• Listing:
· · · · ·

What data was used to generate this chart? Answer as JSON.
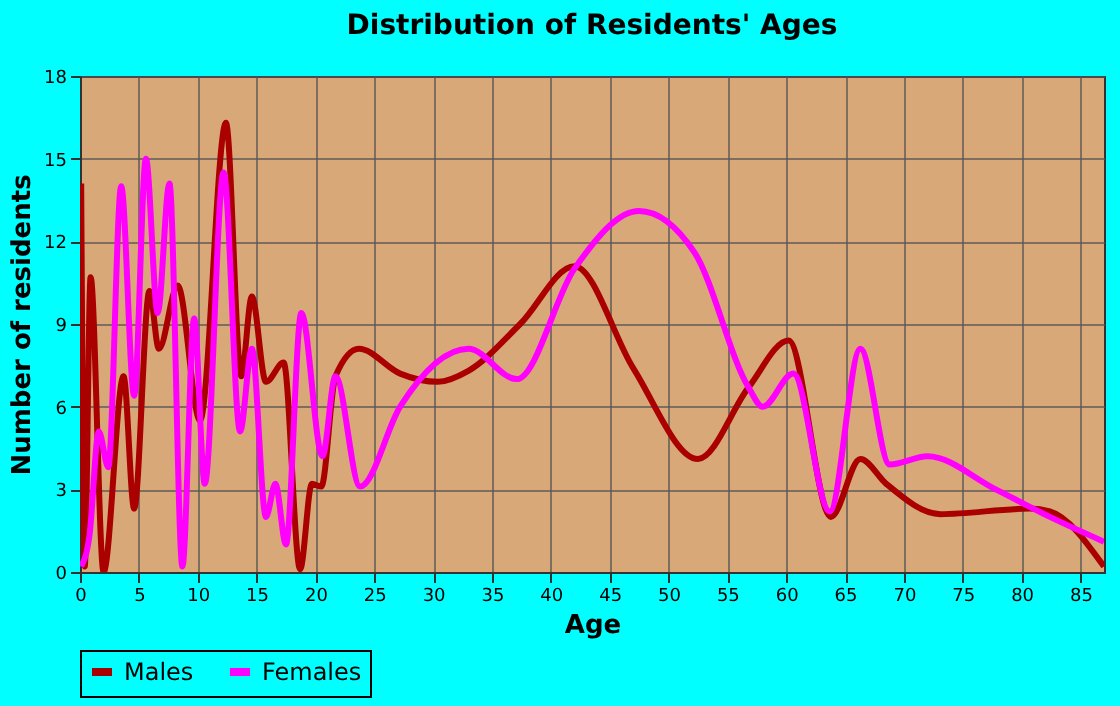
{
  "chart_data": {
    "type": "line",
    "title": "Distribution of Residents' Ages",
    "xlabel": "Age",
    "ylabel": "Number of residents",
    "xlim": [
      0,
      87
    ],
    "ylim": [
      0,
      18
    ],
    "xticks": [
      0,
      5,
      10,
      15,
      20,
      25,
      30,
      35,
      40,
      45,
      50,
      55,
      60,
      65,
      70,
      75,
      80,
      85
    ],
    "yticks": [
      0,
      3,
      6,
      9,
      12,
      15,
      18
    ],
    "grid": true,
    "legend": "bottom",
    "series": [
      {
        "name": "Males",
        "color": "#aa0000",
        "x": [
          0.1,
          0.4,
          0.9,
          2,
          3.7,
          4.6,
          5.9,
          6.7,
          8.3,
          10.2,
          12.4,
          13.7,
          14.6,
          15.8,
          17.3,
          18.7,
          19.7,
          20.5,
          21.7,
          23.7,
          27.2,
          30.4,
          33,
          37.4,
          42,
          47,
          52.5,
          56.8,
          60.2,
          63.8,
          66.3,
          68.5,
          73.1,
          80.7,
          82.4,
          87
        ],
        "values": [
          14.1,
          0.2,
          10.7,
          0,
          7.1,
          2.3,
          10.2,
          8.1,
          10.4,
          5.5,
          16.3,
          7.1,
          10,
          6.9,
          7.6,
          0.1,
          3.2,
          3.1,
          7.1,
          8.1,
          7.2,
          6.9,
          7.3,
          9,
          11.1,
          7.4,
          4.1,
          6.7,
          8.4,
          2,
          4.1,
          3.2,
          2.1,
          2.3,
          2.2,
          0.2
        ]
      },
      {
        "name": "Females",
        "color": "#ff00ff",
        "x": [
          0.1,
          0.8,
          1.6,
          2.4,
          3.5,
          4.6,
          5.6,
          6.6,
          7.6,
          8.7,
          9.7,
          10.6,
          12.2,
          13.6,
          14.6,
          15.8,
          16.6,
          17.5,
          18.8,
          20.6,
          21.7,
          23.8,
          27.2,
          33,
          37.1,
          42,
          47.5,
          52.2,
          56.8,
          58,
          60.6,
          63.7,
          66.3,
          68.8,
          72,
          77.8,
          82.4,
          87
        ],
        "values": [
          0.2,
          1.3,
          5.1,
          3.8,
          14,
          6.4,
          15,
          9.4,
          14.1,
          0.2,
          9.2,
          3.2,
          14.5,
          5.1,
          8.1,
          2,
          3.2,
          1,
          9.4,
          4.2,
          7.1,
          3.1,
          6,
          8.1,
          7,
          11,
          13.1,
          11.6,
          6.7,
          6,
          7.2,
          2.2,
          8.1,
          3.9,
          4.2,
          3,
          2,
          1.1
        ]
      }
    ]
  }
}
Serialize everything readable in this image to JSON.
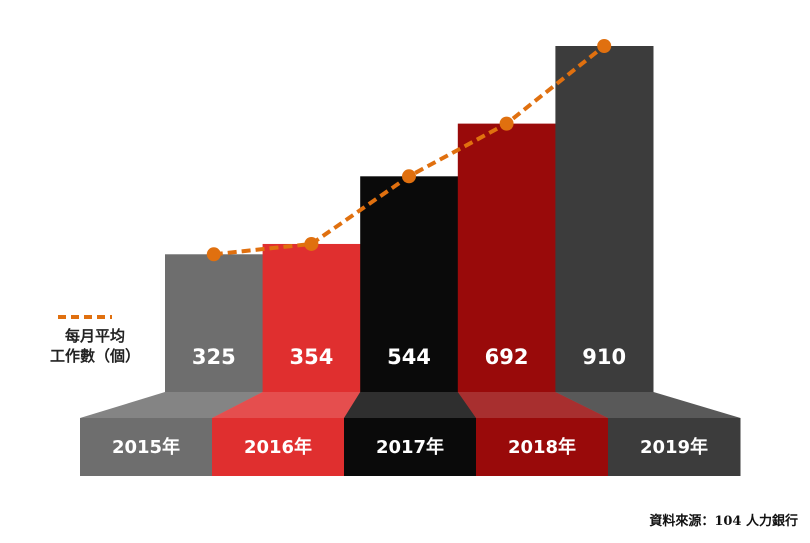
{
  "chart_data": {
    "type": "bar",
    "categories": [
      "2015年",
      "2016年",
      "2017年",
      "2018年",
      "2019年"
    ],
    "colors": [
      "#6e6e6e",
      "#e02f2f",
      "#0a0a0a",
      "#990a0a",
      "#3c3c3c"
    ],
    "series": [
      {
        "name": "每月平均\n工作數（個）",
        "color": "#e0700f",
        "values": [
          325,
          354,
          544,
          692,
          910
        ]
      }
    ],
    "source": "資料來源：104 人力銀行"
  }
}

· · · · ·

Identify and copy all lines with the word "name".

• Exercise solution:
        "name": "Males",
        "name": "Females",
        "name": "每月平均\n工作數（個）",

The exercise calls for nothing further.